Exercise description:
Scan the entries below and extract each line with the word "Student" in it.

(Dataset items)
_ _ _ _ _

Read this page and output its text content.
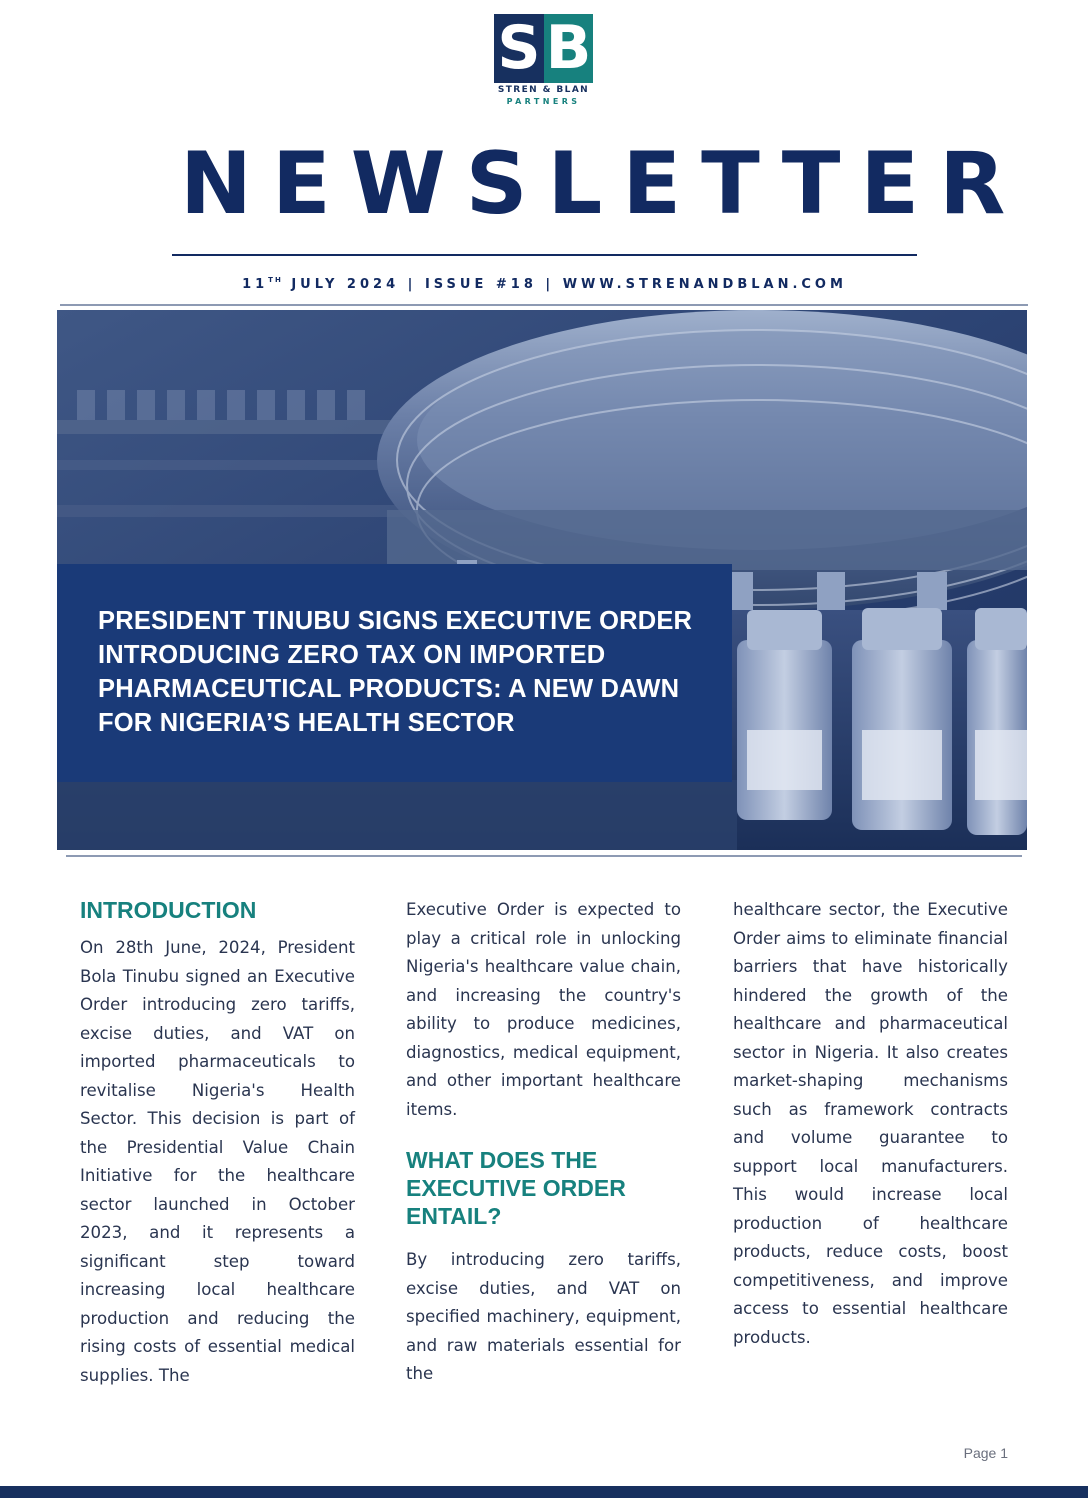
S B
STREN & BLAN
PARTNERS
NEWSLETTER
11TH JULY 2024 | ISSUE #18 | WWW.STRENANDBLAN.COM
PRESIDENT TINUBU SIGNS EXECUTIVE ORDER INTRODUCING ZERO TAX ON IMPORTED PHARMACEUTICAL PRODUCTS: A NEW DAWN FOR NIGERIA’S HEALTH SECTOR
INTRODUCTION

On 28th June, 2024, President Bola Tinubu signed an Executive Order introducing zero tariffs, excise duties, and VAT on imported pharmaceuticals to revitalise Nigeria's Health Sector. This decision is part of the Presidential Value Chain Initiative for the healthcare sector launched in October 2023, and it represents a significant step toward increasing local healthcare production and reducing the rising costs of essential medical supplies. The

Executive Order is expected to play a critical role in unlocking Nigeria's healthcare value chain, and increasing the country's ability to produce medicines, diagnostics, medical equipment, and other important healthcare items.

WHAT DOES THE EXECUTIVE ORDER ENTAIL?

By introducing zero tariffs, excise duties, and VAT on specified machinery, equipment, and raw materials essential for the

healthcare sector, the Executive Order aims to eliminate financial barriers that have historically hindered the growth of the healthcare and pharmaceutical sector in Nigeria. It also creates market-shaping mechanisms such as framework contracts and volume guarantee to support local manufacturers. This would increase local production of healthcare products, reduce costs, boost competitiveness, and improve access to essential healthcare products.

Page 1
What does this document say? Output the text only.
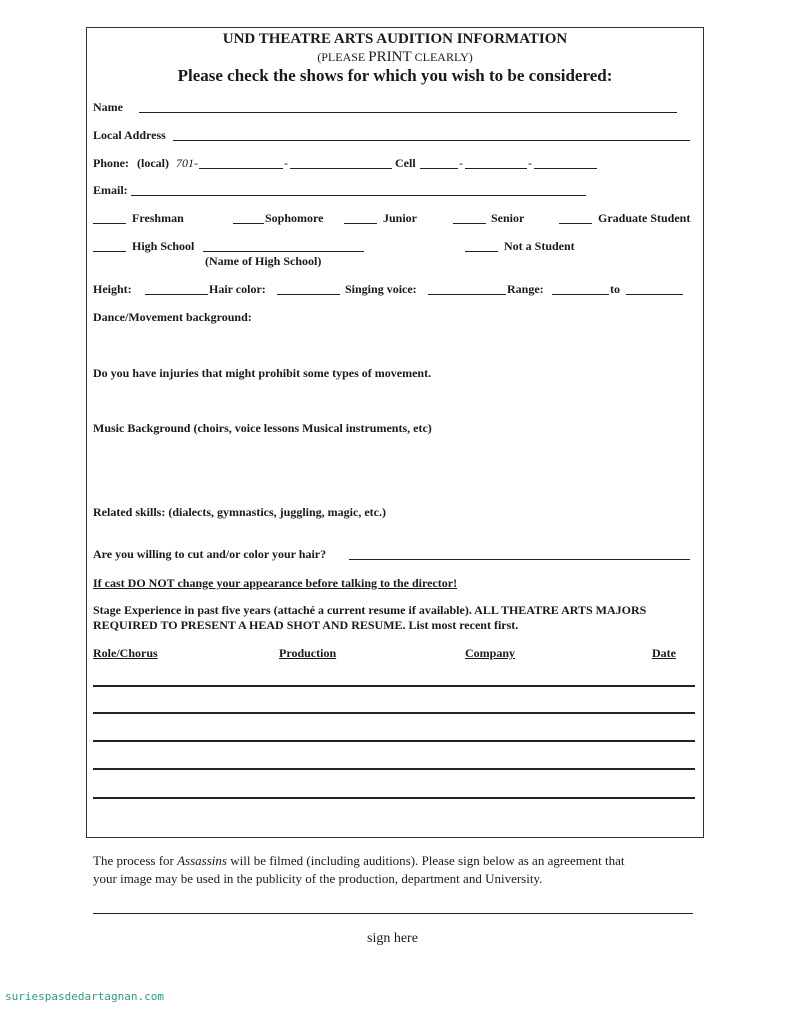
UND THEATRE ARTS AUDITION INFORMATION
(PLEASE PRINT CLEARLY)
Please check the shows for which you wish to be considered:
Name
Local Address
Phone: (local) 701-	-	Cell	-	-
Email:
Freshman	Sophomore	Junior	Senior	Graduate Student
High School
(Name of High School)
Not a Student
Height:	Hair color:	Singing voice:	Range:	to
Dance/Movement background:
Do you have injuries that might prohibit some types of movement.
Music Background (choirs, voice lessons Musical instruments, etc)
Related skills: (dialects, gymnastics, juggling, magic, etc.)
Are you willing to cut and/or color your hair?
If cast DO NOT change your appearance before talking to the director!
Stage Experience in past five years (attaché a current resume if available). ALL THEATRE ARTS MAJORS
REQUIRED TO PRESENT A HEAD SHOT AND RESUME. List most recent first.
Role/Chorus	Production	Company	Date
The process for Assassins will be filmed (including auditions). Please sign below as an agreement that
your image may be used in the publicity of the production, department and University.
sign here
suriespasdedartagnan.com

_ _ _ _ _

Result of this exercise:
Freshman	Sophomore	Junior	Senior	Graduate Student
Not a Student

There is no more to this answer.